Counting only lines that hold "лица", give the total and nothing more.

>> Start Rows

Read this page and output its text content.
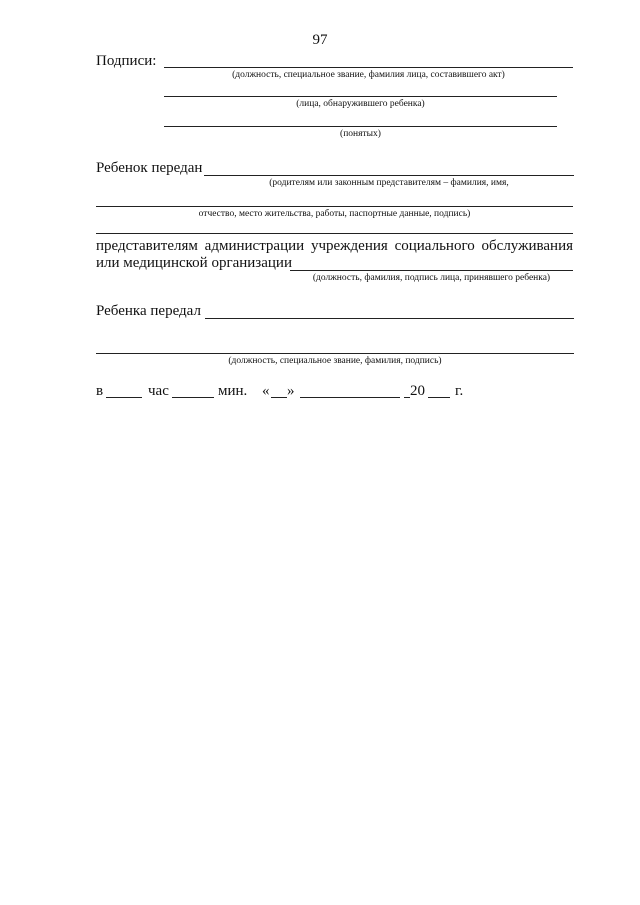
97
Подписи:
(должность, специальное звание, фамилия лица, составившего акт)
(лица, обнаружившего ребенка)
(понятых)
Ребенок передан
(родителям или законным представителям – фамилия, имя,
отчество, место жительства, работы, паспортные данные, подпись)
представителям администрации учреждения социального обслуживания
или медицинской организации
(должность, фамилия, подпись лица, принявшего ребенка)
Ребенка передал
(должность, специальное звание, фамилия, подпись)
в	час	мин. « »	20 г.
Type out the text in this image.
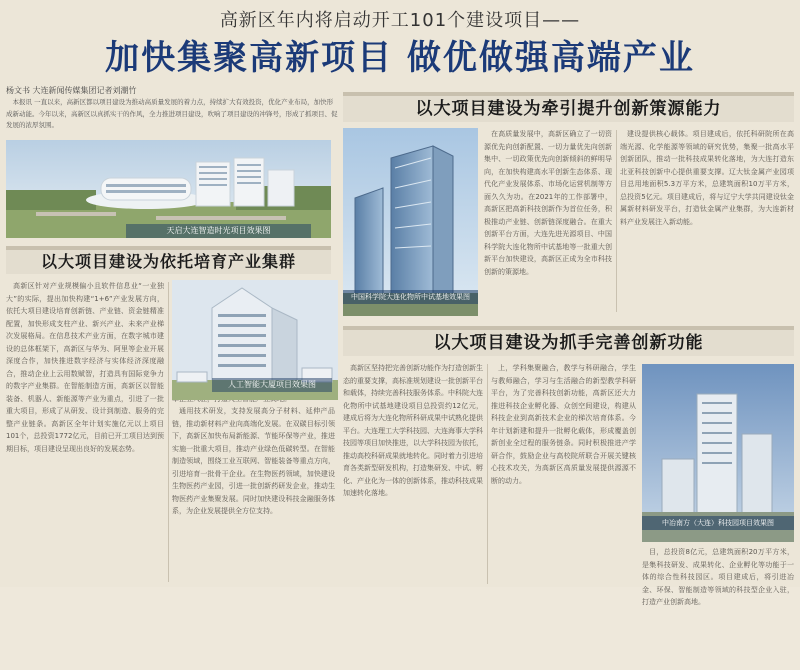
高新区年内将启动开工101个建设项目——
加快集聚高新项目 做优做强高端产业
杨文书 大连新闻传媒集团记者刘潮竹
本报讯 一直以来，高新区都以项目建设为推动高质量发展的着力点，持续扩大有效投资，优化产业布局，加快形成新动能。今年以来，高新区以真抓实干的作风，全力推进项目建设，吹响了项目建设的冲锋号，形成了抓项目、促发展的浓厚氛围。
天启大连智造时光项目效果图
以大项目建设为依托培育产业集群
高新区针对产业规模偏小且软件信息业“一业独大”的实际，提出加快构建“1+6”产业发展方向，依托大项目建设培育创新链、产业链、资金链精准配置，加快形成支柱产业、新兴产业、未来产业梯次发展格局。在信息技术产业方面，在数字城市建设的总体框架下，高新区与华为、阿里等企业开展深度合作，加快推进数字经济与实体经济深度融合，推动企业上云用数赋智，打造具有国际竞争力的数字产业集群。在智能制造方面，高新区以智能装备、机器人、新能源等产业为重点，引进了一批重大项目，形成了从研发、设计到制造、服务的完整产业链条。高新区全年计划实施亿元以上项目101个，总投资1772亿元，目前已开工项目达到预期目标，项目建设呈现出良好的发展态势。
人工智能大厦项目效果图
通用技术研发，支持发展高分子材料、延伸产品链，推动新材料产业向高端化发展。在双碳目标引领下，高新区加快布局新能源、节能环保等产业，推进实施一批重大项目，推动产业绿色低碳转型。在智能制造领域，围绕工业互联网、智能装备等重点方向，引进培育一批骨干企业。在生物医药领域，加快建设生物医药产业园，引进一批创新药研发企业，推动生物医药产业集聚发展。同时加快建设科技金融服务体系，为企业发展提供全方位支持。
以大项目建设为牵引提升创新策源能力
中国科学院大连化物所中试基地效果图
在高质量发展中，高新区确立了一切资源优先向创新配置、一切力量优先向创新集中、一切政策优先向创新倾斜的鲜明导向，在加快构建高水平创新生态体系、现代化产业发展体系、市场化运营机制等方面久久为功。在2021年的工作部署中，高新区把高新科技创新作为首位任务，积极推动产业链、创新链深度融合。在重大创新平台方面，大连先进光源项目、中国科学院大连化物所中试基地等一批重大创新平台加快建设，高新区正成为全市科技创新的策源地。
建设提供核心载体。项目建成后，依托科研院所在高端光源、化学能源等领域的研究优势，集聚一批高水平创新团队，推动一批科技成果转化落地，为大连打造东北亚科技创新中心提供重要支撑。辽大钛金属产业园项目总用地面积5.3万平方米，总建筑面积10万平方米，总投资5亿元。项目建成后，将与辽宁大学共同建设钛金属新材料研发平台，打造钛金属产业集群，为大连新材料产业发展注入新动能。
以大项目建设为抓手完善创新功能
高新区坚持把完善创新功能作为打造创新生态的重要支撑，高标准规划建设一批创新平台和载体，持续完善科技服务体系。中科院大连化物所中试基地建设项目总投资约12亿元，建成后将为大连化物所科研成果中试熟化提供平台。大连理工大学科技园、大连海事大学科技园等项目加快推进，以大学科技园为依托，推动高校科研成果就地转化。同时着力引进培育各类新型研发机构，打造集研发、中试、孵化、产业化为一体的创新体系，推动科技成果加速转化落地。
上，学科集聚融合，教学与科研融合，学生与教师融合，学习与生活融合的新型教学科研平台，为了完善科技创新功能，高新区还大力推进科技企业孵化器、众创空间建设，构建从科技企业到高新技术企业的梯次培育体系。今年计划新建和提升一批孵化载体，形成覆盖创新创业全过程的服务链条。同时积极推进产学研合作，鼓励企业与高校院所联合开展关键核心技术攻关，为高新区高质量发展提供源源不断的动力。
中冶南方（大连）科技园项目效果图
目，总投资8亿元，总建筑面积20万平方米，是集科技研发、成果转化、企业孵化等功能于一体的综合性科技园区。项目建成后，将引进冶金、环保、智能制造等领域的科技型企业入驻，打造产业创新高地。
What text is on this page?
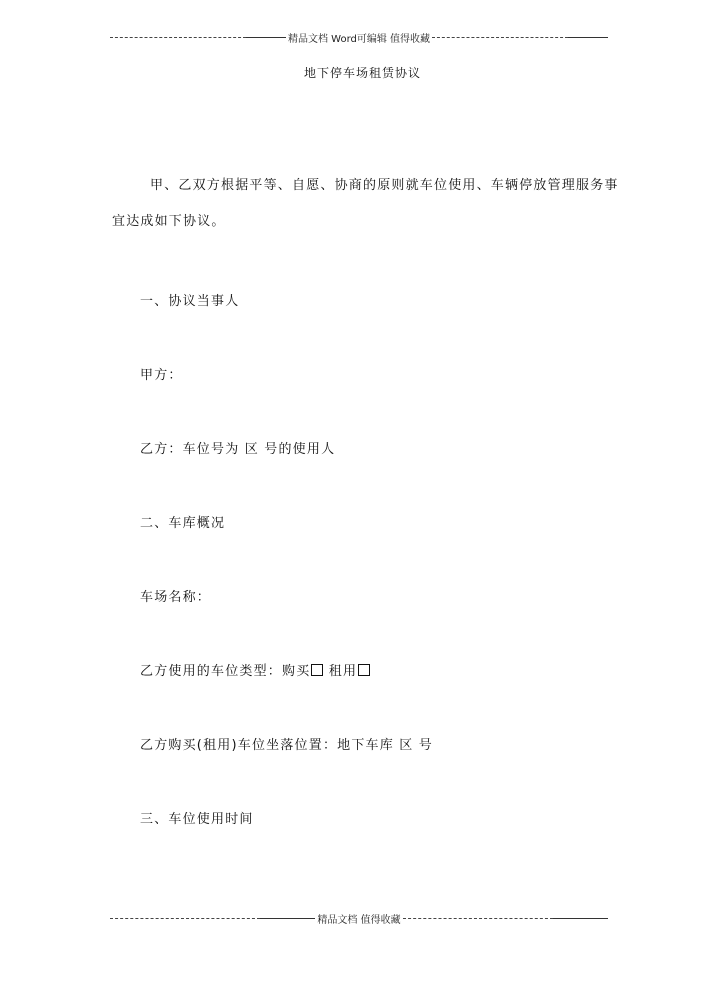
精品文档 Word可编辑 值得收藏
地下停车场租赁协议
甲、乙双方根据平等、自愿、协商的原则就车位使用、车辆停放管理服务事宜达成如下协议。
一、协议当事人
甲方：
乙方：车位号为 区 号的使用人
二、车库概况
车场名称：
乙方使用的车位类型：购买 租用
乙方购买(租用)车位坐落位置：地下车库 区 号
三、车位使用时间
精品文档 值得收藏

>> End Rows

=== Written response ===
3